• Requirements: Your copy of the material below should match it exactly, except that it holds no pictures.

(Saved data entries)

↓

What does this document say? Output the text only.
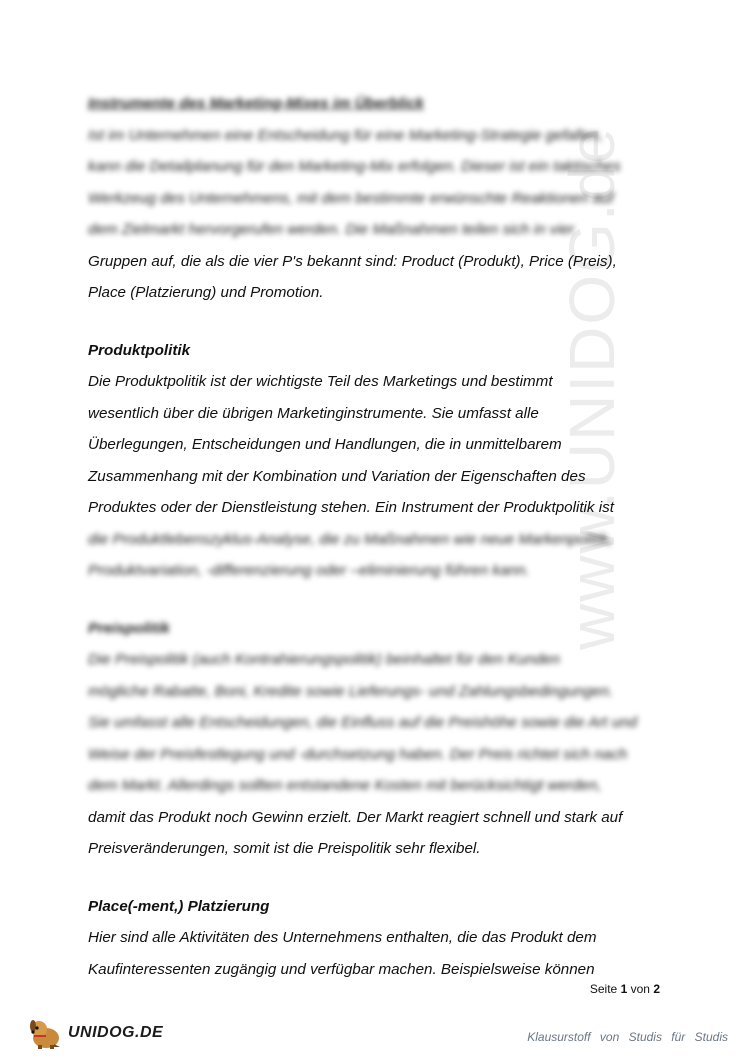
www.UNIDOG.de
Instrumente des Marketing-Mixes im Überblick
Ist im Unternehmen eine Entscheidung für eine Marketing-Strategie gefallen,
kann die Detailplanung für den Marketing-Mix erfolgen. Dieser ist ein taktisches
Werkzeug des Unternehmens, mit dem bestimmte erwünschte Reaktionen auf
dem Zielmarkt hervorgerufen werden. Die Maßnahmen teilen sich in vier
Gruppen auf, die als die vier P's bekannt sind: Product (Produkt), Price (Preis),
Place (Platzierung) und Promotion.
Produktpolitik
Die Produktpolitik ist der wichtigste Teil des Marketings und bestimmt
wesentlich über die übrigen Marketinginstrumente. Sie umfasst alle
Überlegungen, Entscheidungen und Handlungen, die in unmittelbarem
Zusammenhang mit der Kombination und Variation der Eigenschaften des
Produktes oder der Dienstleistung stehen. Ein Instrument der Produktpolitik ist
die Produktlebenszyklus-Analyse, die zu Maßnahmen wie neue Markenpolitik,
Produktvariation, -differenzierung oder –eliminierung führen kann.
Preispolitik
Die Preispolitik (auch Kontrahierungspolitik) beinhaltet für den Kunden
mögliche Rabatte, Boni, Kredite sowie Lieferungs- und Zahlungsbedingungen.
Sie umfasst alle Entscheidungen, die Einfluss auf die Preishöhe sowie die Art und
Weise der Preisfestlegung und -durchsetzung haben. Der Preis richtet sich nach
dem Markt. Allerdings sollten entstandene Kosten mit berücksichtigt werden,
damit das Produkt noch Gewinn erzielt. Der Markt reagiert schnell und stark auf
Preisveränderungen, somit ist die Preispolitik sehr flexibel.
Place(-ment,) Platzierung
Hier sind alle Aktivitäten des Unternehmens enthalten, die das Produkt dem
Kaufinteressenten zugängig und verfügbar machen. Beispielsweise können
Seite 1 von 2
UNIDOG.DE	Klausurstoff von Studis für Studis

↑

• Solution to this exercise:
What does this document say? Output the text only.
www.UNIDOG.de
Instrumente des Marketing-Mixes im Überblick
Ist im Unternehmen eine Entscheidung für eine Marketing-Strategie gefallen,
kann die Detailplanung für den Marketing-Mix erfolgen. Dieser ist ein taktisches
Werkzeug des Unternehmens, mit dem bestimmte erwünschte Reaktionen auf
dem Zielmarkt hervorgerufen werden. Die Maßnahmen teilen sich in vier
Gruppen auf, die als die vier P's bekannt sind: Product (Produkt), Price (Preis),
Place (Platzierung) und Promotion.
Produktpolitik
Die Produktpolitik ist der wichtigste Teil des Marketings und bestimmt
wesentlich über die übrigen Marketinginstrumente. Sie umfasst alle
Überlegungen, Entscheidungen und Handlungen, die in unmittelbarem
Zusammenhang mit der Kombination und Variation der Eigenschaften des
Produktes oder der Dienstleistung stehen. Ein Instrument der Produktpolitik ist
die Produktlebenszyklus-Analyse, die zu Maßnahmen wie neue Markenpolitik,
Produktvariation, -differenzierung oder –eliminierung führen kann.
Preispolitik
Die Preispolitik (auch Kontrahierungspolitik) beinhaltet für den Kunden
mögliche Rabatte, Boni, Kredite sowie Lieferungs- und Zahlungsbedingungen.
Sie umfasst alle Entscheidungen, die Einfluss auf die Preishöhe sowie die Art und
Weise der Preisfestlegung und -durchsetzung haben. Der Preis richtet sich nach
dem Markt. Allerdings sollten entstandene Kosten mit berücksichtigt werden,
damit das Produkt noch Gewinn erzielt. Der Markt reagiert schnell und stark auf
Preisveränderungen, somit ist die Preispolitik sehr flexibel.
Place(-ment,) Platzierung
Hier sind alle Aktivitäten des Unternehmens enthalten, die das Produkt dem
Kaufinteressenten zugängig und verfügbar machen. Beispielsweise können
Seite 1 von 2
UNIDOG.DE	Klausurstoff von Studis für Studis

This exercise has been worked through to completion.